TASK DESCRIPTION: Locate the word "JSON" in the data below, then copy every line that holds it.
+++ RECORDS FOR THE EXERCISE
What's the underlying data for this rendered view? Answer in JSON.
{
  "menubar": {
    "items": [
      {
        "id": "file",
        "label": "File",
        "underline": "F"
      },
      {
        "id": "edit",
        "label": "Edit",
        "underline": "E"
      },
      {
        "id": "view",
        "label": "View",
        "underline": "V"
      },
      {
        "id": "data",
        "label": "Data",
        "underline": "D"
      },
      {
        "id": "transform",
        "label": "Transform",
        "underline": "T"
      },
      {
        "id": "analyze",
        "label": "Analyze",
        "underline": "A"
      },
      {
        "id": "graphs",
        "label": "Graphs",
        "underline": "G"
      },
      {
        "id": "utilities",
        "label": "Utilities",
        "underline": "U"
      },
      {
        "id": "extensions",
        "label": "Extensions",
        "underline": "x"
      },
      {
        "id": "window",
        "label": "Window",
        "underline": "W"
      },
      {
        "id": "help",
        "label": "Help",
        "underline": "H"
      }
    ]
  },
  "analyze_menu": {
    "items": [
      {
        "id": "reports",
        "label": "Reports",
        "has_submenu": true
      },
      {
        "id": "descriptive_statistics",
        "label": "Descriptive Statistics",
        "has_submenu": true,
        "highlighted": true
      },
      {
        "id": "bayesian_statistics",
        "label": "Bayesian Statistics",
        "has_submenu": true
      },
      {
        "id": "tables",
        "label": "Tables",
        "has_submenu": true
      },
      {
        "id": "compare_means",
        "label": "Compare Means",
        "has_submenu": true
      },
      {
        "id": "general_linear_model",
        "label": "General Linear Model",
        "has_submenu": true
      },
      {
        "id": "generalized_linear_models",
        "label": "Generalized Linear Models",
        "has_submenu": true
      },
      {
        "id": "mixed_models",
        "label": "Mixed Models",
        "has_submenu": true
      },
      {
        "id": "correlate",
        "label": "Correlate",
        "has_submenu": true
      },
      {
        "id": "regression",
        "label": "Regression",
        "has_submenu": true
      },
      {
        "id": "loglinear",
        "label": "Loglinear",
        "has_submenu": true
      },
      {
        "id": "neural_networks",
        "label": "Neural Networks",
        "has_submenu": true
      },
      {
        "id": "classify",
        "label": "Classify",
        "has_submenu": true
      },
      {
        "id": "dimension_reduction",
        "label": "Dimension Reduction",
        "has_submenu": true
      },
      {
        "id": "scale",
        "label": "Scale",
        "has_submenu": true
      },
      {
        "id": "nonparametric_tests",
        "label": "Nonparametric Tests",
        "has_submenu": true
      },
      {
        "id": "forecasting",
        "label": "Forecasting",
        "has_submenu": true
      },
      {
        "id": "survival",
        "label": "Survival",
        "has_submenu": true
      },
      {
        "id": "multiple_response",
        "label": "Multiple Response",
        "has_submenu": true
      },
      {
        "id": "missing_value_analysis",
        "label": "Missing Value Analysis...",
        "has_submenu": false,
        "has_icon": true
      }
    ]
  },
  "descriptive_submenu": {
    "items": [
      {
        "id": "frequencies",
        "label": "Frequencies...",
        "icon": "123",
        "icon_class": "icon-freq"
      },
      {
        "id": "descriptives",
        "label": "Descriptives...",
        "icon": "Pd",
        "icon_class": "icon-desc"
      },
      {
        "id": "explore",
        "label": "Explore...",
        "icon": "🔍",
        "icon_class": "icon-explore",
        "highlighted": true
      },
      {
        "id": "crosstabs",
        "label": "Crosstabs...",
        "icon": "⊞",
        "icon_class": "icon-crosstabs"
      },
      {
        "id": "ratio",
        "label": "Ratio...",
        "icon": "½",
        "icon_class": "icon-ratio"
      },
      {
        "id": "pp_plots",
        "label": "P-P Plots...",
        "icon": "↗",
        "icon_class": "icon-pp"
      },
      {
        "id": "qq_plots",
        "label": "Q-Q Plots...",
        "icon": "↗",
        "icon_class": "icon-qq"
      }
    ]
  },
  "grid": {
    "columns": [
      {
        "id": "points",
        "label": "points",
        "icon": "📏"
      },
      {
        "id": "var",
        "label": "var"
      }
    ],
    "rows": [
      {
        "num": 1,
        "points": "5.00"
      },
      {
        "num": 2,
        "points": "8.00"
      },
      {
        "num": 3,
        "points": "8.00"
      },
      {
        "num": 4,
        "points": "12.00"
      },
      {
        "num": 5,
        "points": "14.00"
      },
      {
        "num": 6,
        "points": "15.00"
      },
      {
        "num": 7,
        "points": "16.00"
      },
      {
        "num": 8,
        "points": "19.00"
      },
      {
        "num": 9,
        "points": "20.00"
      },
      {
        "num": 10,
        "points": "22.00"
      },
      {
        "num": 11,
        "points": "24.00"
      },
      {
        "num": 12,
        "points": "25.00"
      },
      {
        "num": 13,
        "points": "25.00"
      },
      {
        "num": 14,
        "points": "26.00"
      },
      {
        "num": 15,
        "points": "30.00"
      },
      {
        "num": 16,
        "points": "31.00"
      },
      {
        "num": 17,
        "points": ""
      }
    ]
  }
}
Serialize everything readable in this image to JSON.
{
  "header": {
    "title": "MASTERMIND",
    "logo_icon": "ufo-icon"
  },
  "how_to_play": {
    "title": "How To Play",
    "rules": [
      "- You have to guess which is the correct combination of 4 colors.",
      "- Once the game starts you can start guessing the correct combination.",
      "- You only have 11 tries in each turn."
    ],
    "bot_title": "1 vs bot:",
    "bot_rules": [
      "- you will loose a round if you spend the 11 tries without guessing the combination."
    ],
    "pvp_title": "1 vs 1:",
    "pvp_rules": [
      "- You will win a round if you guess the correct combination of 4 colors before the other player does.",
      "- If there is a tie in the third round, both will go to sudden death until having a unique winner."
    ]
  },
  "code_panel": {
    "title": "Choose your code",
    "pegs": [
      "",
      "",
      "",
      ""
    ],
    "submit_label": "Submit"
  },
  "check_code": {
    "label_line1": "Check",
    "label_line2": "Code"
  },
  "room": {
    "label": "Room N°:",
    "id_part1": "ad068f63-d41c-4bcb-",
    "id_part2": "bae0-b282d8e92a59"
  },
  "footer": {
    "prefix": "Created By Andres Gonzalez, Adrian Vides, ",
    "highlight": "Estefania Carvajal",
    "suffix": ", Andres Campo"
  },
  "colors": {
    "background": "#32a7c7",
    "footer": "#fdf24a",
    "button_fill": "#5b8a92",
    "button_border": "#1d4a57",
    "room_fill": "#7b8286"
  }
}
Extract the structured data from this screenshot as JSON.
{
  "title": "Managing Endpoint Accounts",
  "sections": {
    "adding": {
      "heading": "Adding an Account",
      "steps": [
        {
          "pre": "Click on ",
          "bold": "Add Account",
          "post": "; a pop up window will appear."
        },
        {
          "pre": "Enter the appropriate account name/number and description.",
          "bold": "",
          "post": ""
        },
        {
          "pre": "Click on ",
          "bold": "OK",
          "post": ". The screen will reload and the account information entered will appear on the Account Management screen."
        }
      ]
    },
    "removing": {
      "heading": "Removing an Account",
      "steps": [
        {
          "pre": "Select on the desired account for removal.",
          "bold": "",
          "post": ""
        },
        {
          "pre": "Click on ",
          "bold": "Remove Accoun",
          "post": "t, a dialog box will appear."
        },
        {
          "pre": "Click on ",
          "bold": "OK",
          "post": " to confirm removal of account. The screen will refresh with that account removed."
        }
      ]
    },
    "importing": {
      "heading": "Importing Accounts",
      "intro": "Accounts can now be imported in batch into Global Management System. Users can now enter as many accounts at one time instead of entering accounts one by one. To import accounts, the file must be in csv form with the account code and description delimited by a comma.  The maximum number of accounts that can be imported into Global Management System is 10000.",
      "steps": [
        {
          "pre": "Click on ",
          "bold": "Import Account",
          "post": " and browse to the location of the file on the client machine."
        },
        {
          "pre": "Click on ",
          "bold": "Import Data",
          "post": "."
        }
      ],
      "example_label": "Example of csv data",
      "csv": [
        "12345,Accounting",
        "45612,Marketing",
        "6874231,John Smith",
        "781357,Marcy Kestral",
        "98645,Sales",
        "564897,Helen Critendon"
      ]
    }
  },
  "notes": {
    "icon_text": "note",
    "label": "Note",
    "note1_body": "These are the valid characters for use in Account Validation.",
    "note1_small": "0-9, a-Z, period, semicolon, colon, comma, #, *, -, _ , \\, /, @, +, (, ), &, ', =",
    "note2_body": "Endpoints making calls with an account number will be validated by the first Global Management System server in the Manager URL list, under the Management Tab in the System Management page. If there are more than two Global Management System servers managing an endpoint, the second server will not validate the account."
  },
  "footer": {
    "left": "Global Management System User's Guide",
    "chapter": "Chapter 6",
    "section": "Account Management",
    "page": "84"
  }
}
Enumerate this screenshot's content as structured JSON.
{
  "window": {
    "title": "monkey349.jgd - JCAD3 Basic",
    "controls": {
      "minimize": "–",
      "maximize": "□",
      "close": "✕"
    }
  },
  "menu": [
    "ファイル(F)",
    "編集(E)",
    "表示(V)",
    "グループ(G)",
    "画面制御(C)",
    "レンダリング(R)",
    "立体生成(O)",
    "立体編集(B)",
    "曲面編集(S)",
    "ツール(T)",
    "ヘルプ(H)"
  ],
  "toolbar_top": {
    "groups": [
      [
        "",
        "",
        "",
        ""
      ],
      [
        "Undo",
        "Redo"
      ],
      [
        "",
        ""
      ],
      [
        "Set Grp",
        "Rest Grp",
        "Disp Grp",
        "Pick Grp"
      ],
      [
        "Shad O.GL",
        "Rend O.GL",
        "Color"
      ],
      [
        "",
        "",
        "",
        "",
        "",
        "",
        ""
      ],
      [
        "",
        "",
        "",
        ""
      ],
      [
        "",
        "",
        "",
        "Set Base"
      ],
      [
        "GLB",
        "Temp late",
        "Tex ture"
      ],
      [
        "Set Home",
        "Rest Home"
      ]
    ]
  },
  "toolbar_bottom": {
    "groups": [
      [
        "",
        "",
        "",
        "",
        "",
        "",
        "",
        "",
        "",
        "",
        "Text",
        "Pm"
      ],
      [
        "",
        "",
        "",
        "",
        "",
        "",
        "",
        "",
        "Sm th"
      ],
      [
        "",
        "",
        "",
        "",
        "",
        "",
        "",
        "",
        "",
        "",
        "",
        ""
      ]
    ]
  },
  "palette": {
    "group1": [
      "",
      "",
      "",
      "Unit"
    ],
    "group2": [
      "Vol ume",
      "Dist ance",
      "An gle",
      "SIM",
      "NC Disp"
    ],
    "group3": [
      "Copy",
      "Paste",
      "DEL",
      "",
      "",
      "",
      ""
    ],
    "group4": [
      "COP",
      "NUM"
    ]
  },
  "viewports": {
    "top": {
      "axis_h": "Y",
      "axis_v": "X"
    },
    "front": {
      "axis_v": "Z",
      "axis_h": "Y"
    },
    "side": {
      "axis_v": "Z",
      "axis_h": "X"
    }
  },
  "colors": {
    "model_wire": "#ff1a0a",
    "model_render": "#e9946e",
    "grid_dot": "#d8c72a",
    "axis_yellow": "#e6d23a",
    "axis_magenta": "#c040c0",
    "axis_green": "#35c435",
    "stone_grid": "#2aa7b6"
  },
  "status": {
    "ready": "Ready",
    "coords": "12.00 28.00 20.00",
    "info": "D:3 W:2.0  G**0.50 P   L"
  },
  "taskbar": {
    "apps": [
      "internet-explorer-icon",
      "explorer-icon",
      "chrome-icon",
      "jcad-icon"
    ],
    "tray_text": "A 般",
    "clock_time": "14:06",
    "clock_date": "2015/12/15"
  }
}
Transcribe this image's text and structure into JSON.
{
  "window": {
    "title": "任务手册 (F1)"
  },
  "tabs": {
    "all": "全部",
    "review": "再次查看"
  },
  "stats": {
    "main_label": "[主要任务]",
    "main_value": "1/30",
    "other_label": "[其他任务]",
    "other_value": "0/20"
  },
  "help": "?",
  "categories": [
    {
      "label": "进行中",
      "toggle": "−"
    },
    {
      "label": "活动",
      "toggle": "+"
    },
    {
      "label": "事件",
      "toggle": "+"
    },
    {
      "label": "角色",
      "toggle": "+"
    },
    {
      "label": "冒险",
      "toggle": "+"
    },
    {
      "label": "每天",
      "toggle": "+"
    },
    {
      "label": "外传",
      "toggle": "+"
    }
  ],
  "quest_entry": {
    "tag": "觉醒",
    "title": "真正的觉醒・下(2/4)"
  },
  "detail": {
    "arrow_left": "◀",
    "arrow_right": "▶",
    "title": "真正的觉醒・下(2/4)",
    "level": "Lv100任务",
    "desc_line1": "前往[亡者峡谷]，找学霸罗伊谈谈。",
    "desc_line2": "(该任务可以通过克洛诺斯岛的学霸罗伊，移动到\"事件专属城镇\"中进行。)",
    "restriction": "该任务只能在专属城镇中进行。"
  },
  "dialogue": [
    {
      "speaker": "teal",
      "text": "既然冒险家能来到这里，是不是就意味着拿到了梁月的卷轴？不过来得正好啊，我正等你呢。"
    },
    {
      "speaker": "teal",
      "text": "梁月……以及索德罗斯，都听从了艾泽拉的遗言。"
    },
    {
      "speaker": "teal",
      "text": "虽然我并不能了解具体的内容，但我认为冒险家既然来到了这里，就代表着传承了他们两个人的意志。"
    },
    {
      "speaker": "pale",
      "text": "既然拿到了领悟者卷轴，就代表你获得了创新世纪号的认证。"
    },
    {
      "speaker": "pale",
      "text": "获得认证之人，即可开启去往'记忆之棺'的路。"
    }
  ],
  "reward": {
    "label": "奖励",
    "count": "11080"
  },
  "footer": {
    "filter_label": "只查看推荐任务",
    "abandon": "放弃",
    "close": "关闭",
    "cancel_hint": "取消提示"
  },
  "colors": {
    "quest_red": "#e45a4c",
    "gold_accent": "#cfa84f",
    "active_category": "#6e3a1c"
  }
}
++++++
EXERCISE OUTPUT:
What's the underlying data for this rendered view? Answer in JSON.
Serialize everything readable in this image to JSON.
Extract the structured data from this screenshot as JSON.
Enumerate this screenshot's content as structured JSON.
Transcribe this image's text and structure into JSON.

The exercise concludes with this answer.